Output each entry below as it stands, leaving out every picture.

Collected data entries
____

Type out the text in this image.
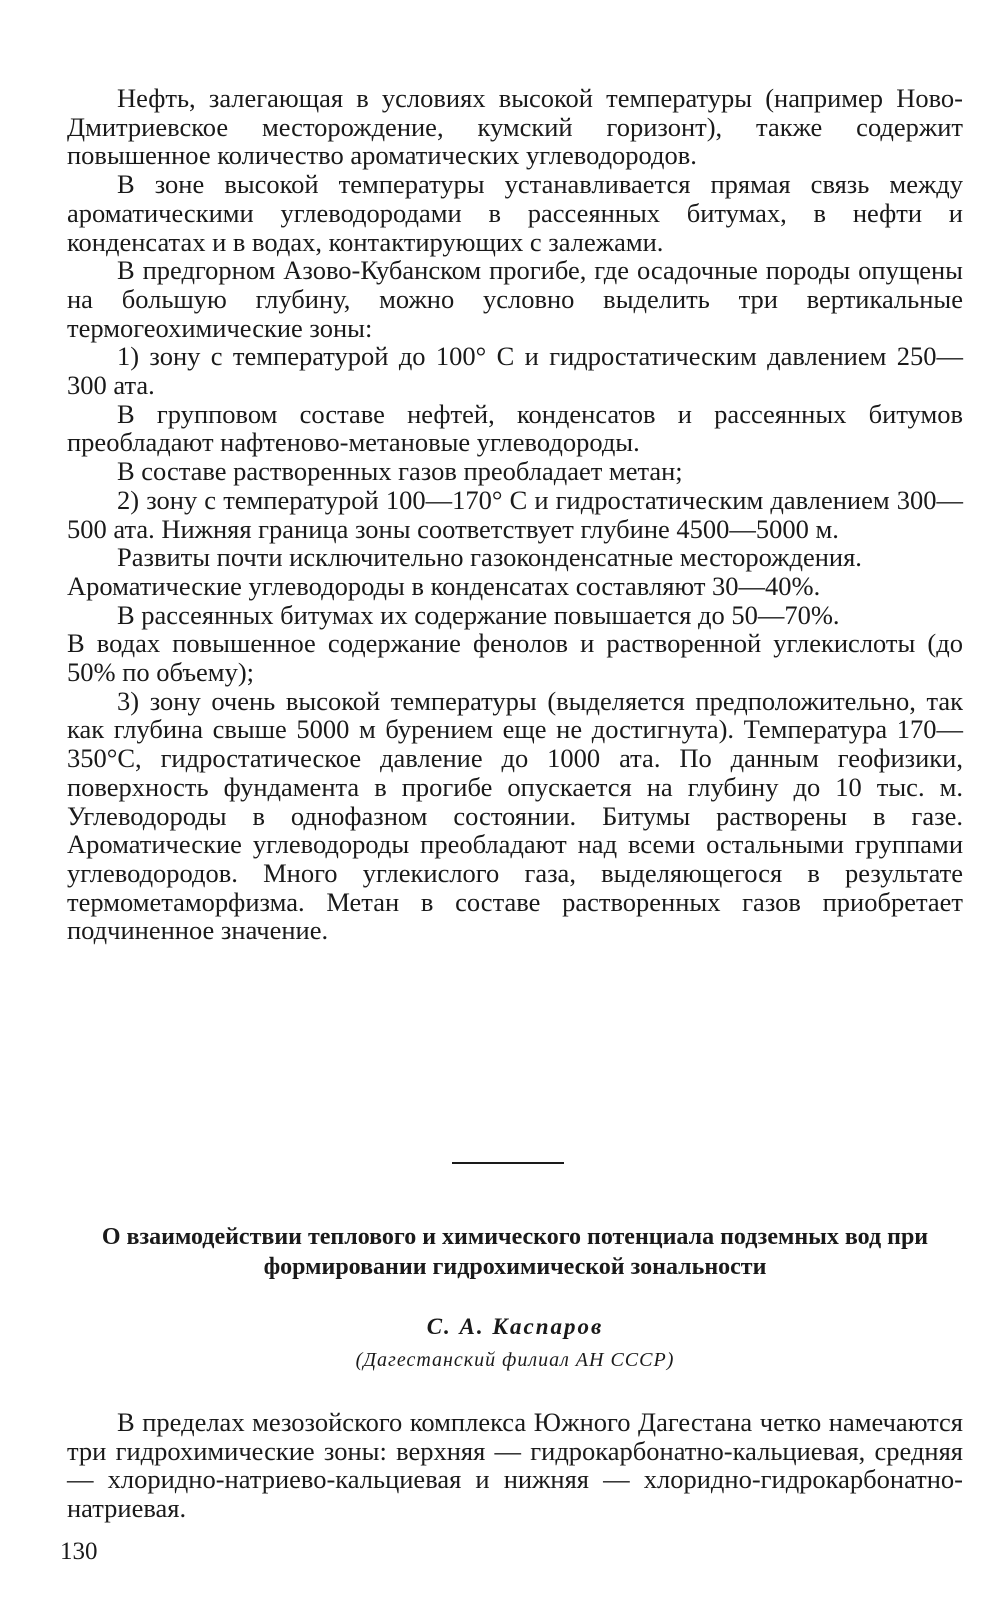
Нефть, залегающая в условиях высокой температуры (например Ново-Дмитриевское месторождение, кумский горизонт), также содержит повышенное количество ароматических углеводородов.

В зоне высокой температуры устанавливается прямая связь между ароматическими углеводородами в рассеянных битумах, в нефти и конденсатах и в водах, контактирующих с залежами.

В предгорном Азово-Кубанском прогибе, где осадочные породы опущены на большую глубину, можно условно выделить три вертикальные термогеохимические зоны:

1) зону с температурой до 100° С и гидростатическим давлением 250—300 ата.

В групповом составе нефтей, конденсатов и рассеянных битумов преобладают нафтеново-метановые углеводороды.

В составе растворенных газов преобладает метан;

2) зону с температурой 100—170° С и гидростатическим давлением 300—500 ата. Нижняя граница зоны соответствует глубине 4500—5000 м.

Развиты почти исключительно газоконденсатные месторождения.

Ароматические углеводороды в конденсатах составляют 30—40%.

В рассеянных битумах их содержание повышается до 50—70%.

В водах повышенное содержание фенолов и растворенной углекислоты (до 50% по объему);

3) зону очень высокой температуры (выделяется предположительно, так как глубина свыше 5000 м бурением еще не достигнута). Температура 170—350°С, гидростатическое давление до 1000 ата. По данным геофизики, поверхность фундамента в прогибе опускается на глубину до 10 тыс. м. Углеводороды в однофазном состоянии. Битумы растворены в газе. Ароматические углеводороды преобладают над всеми остальными группами углеводородов. Много углекислого газа, выделяющегося в результате термометаморфизма. Метан в составе растворенных газов приобретает подчиненное значение.

О взаимодействии теплового и химического потенциала подземных вод при формировании гидрохимической зональности
С. А. Каспаров
(Дагестанский филиал АН СССР)

В пределах мезозойского комплекса Южного Дагестана четко намечаются три гидрохимические зоны: верхняя — гидрокарбонатно-кальциевая, средняя — хлоридно-натриево-кальциевая и нижняя — хлоридно-гидрокарбонатно-натриевая.

130
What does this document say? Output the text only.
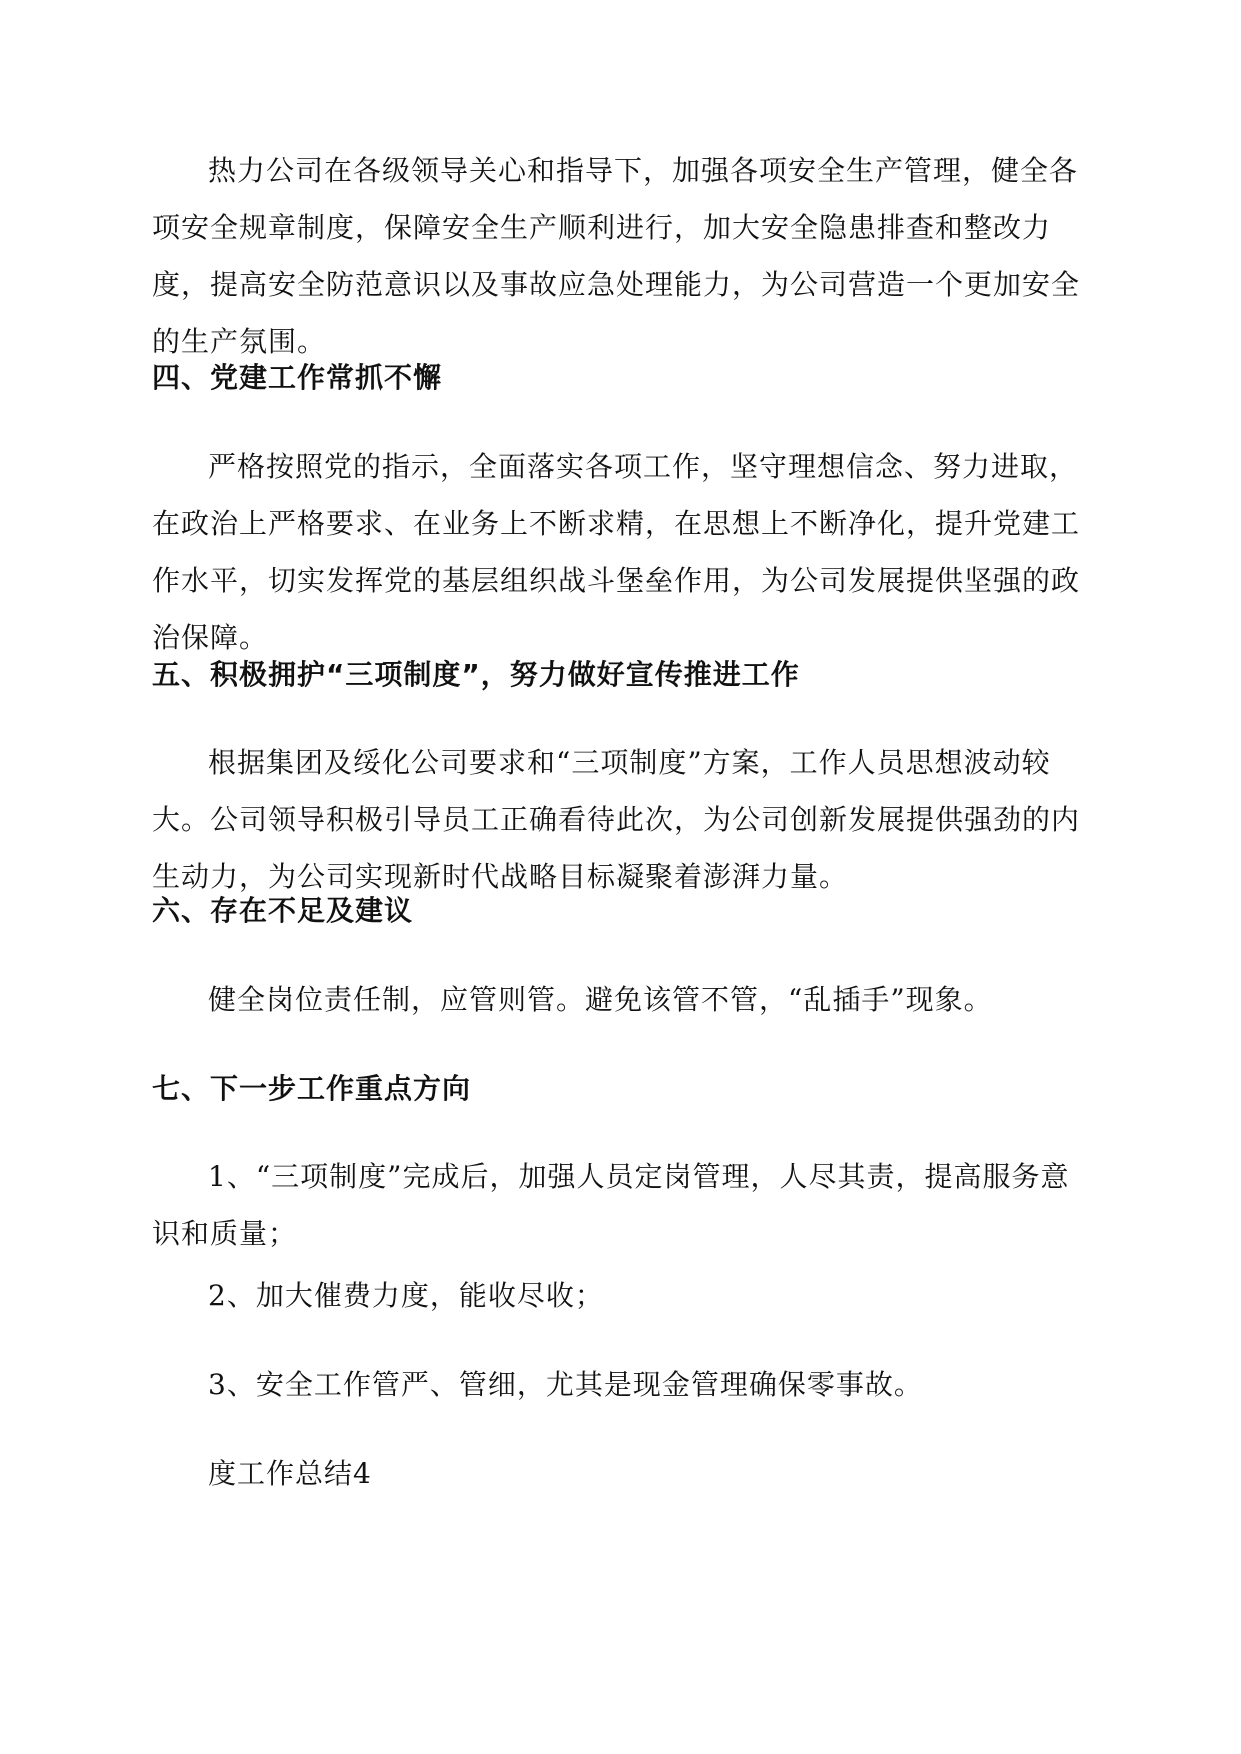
热力公司在各级领导关心和指导下，加强各项安全生产管理，健全各项安全规章制度，保障安全生产顺利进行，加大安全隐患排查和整改力度，提高安全防范意识以及事故应急处理能力，为公司营造一个更加安全的生产氛围。

四、党建工作常抓不懈

严格按照党的指示，全面落实各项工作，坚守理想信念、努力进取，在政治上严格要求、在业务上不断求精，在思想上不断净化，提升党建工作水平，切实发挥党的基层组织战斗堡垒作用，为公司发展提供坚强的政治保障。

五、积极拥护“三项制度”，努力做好宣传推进工作

根据集团及绥化公司要求和“三项制度”方案，工作人员思想波动较大。公司领导积极引导员工正确看待此次，为公司创新发展提供强劲的内生动力，为公司实现新时代战略目标凝聚着澎湃力量。

六、存在不足及建议

健全岗位责任制，应管则管。避免该管不管，“乱插手”现象。

七、下一步工作重点方向

1、“三项制度”完成后，加强人员定岗管理，人尽其责，提高服务意识和质量；

2、加大催费力度，能收尽收；

3、安全工作管严、管细，尤其是现金管理确保零事故。

度工作总结4
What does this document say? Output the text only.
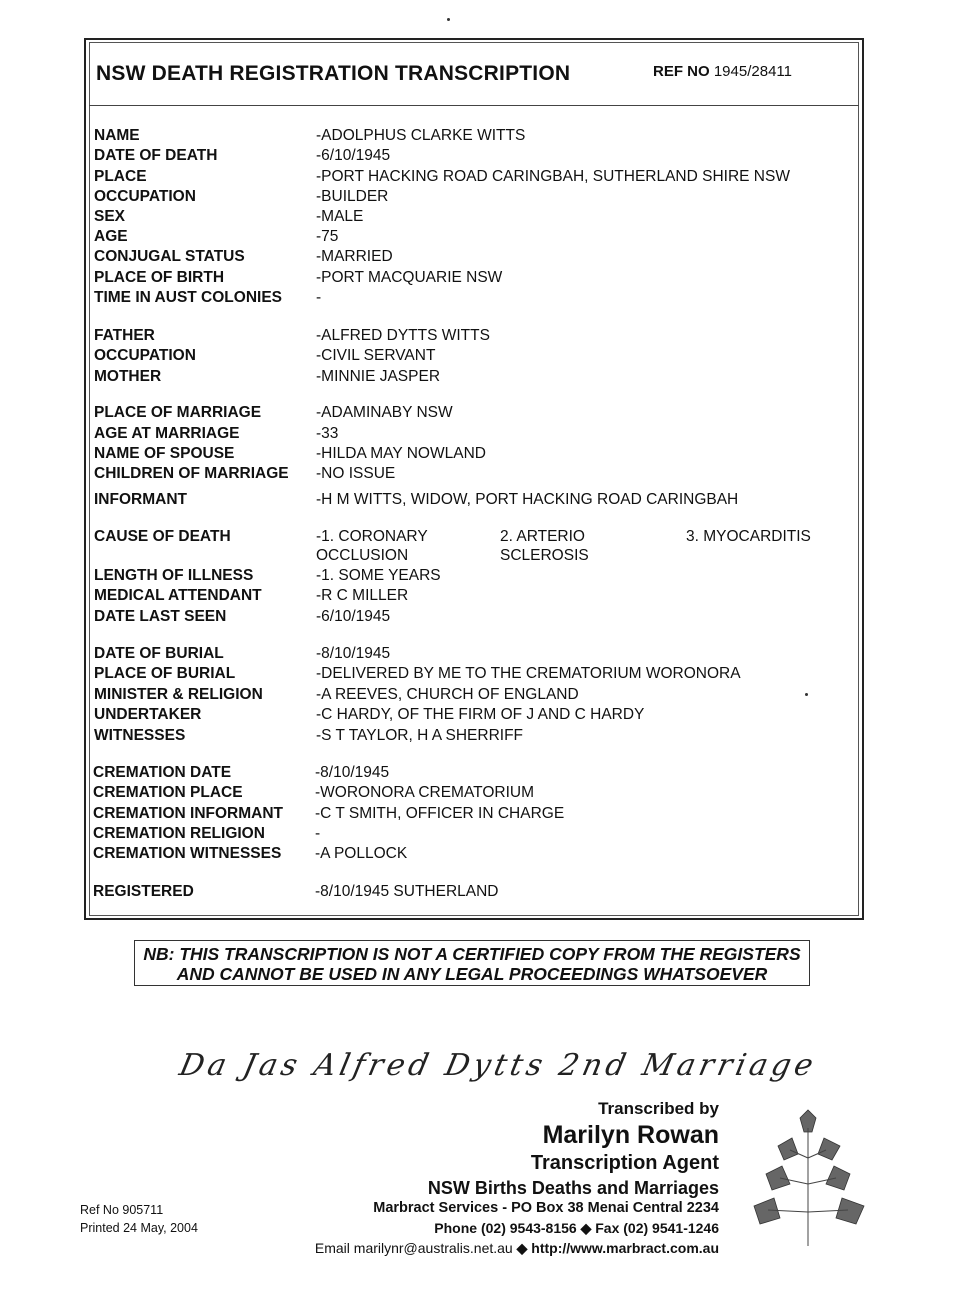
NSW DEATH REGISTRATION TRANSCRIPTION	REF NO 1945/28411
NAME	-ADOLPHUS CLARKE WITTS
DATE OF DEATH	-6/10/1945
PLACE	-PORT HACKING ROAD CARINGBAH, SUTHERLAND SHIRE NSW
OCCUPATION	-BUILDER
SEX	-MALE
AGE	-75
CONJUGAL STATUS	-MARRIED
PLACE OF BIRTH	-PORT MACQUARIE NSW
TIME IN AUST COLONIES -
FATHER	-ALFRED DYTTS WITTS
OCCUPATION	-CIVIL SERVANT
MOTHER	-MINNIE JASPER
PLACE OF MARRIAGE	-ADAMINABY NSW
AGE AT MARRIAGE	-33
NAME OF SPOUSE	-HILDA MAY NOWLAND
CHILDREN OF MARRIAGE -NO ISSUE
INFORMANT	-H M WITTS, WIDOW, PORT HACKING ROAD CARINGBAH
CAUSE OF DEATH	-1. CORONARY	2. ARTERIO	3. MYOCARDITIS
OCCLUSION	SCLEROSIS
LENGTH OF ILLNESS	-1. SOME YEARS
MEDICAL ATTENDANT	-R C MILLER
DATE LAST SEEN	-6/10/1945
DATE OF BURIAL	-8/10/1945
PLACE OF BURIAL	-DELIVERED BY ME TO THE CREMATORIUM WORONORA
MINISTER & RELIGION	-A REEVES, CHURCH OF ENGLAND
UNDERTAKER	-C HARDY, OF THE FIRM OF J AND C HARDY
WITNESSES	-S T TAYLOR, H A SHERRIFF
CREMATION DATE	-8/10/1945
CREMATION PLACE	-WORONORA CREMATORIUM
CREMATION INFORMANT -C T SMITH, OFFICER IN CHARGE
CREMATION RELIGION	-
CREMATION WITNESSES -A POLLOCK
REGISTERED	-8/10/1945 SUTHERLAND
NB: THIS TRANSCRIPTION IS NOT A CERTIFIED COPY FROM THE REGISTERS
AND CANNOT BE USED IN ANY LEGAL PROCEEDINGS WHATSOEVER
Da Jas Alfred Dytts 2nd Marriage
Transcribed by
Marilyn Rowan
Transcription Agent
NSW Births Deaths and Marriages
Marbract Services - PO Box 38 Menai Central 2234
Phone (02) 9543-8156 ◆ Fax (02) 9541-1246
Email marilynr@australis.net.au ◆ http://www.marbract.com.au
Ref No 905711
Printed 24 May, 2004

____

**Expected answer:**
Type out the text in this image.
Нефть, залегающая в условиях высокой температуры (например Ново-Дмитриевское месторождение, кумский горизонт), также содержит повышенное количество ароматических углеводородов.

В зоне высокой температуры устанавливается прямая связь между ароматическими углеводородами в рассеянных битумах, в нефти и конденсатах и в водах, контактирующих с залежами.

В предгорном Азово-Кубанском прогибе, где осадочные породы опущены на большую глубину, можно условно выделить три вертикальные термогеохимические зоны:

1) зону с температурой до 100° С и гидростатическим давлением 250—300 ата.

В групповом составе нефтей, конденсатов и рассеянных битумов преобладают нафтеново-метановые углеводороды.

В составе растворенных газов преобладает метан;

2) зону с температурой 100—170° С и гидростатическим давлением 300—500 ата. Нижняя граница зоны соответствует глубине 4500—5000 м.

Развиты почти исключительно газоконденсатные месторождения.

Ароматические углеводороды в конденсатах составляют 30—40%.

В рассеянных битумах их содержание повышается до 50—70%.

В водах повышенное содержание фенолов и растворенной углекислоты (до 50% по объему);

3) зону очень высокой температуры (выделяется предположительно, так как глубина свыше 5000 м бурением еще не достигнута). Температура 170—350°С, гидростатическое давление до 1000 ата. По данным геофизики, поверхность фундамента в прогибе опускается на глубину до 10 тыс. м. Углеводороды в однофазном состоянии. Битумы растворены в газе. Ароматические углеводороды преобладают над всеми остальными группами углеводородов. Много углекислого газа, выделяющегося в результате термометаморфизма. Метан в составе растворенных газов приобретает подчиненное значение.

О взаимодействии теплового и химического потенциала подземных вод при формировании гидрохимической зональности
С. А. Каспаров
(Дагестанский филиал АН СССР)

В пределах мезозойского комплекса Южного Дагестана четко намечаются три гидрохимические зоны: верхняя — гидрокарбонатно-кальциевая, средняя — хлоридно-натриево-кальциевая и нижняя — хлоридно-гидрокарбонатно-натриевая.

130
What does this document say? Output the text only.
热力公司在各级领导关心和指导下，加强各项安全生产管理，健全各项安全规章制度，保障安全生产顺利进行，加大安全隐患排查和整改力度，提高安全防范意识以及事故应急处理能力，为公司营造一个更加安全的生产氛围。

四、党建工作常抓不懈

严格按照党的指示，全面落实各项工作，坚守理想信念、努力进取，在政治上严格要求、在业务上不断求精，在思想上不断净化，提升党建工作水平，切实发挥党的基层组织战斗堡垒作用，为公司发展提供坚强的政治保障。

五、积极拥护“三项制度”，努力做好宣传推进工作

根据集团及绥化公司要求和“三项制度”方案，工作人员思想波动较大。公司领导积极引导员工正确看待此次，为公司创新发展提供强劲的内生动力，为公司实现新时代战略目标凝聚着澎湃力量。

六、存在不足及建议

健全岗位责任制，应管则管。避免该管不管，“乱插手”现象。

七、下一步工作重点方向

1、“三项制度”完成后，加强人员定岗管理，人尽其责，提高服务意识和质量；

2、加大催费力度，能收尽收；

3、安全工作管严、管细，尤其是现金管理确保零事故。

度工作总结4
What does this document say? Output the text only.
NSW DEATH REGISTRATION TRANSCRIPTION	REF NO 1945/28411
NAME	-ADOLPHUS CLARKE WITTS
DATE OF DEATH	-6/10/1945
PLACE	-PORT HACKING ROAD CARINGBAH, SUTHERLAND SHIRE NSW
OCCUPATION	-BUILDER
SEX	-MALE
AGE	-75
CONJUGAL STATUS	-MARRIED
PLACE OF BIRTH	-PORT MACQUARIE NSW
TIME IN AUST COLONIES -
FATHER	-ALFRED DYTTS WITTS
OCCUPATION	-CIVIL SERVANT
MOTHER	-MINNIE JASPER
PLACE OF MARRIAGE	-ADAMINABY NSW
AGE AT MARRIAGE	-33
NAME OF SPOUSE	-HILDA MAY NOWLAND
CHILDREN OF MARRIAGE -NO ISSUE
INFORMANT	-H M WITTS, WIDOW, PORT HACKING ROAD CARINGBAH
CAUSE OF DEATH	-1. CORONARY	2. ARTERIO	3. MYOCARDITIS
OCCLUSION	SCLEROSIS
LENGTH OF ILLNESS	-1. SOME YEARS
MEDICAL ATTENDANT	-R C MILLER
DATE LAST SEEN	-6/10/1945
DATE OF BURIAL	-8/10/1945
PLACE OF BURIAL	-DELIVERED BY ME TO THE CREMATORIUM WORONORA
MINISTER & RELIGION	-A REEVES, CHURCH OF ENGLAND
UNDERTAKER	-C HARDY, OF THE FIRM OF J AND C HARDY
WITNESSES	-S T TAYLOR, H A SHERRIFF
CREMATION DATE	-8/10/1945
CREMATION PLACE	-WORONORA CREMATORIUM
CREMATION INFORMANT -C T SMITH, OFFICER IN CHARGE
CREMATION RELIGION	-
CREMATION WITNESSES -A POLLOCK
REGISTERED	-8/10/1945 SUTHERLAND
NB: THIS TRANSCRIPTION IS NOT A CERTIFIED COPY FROM THE REGISTERS
AND CANNOT BE USED IN ANY LEGAL PROCEEDINGS WHATSOEVER
Da Jas Alfred Dytts 2nd Marriage
Transcribed by
Marilyn Rowan
Transcription Agent
NSW Births Deaths and Marriages
Marbract Services - PO Box 38 Menai Central 2234
Phone (02) 9543-8156 ◆ Fax (02) 9541-1246
Email marilynr@australis.net.au ◆ http://www.marbract.com.au
Ref No 905711
Printed 24 May, 2004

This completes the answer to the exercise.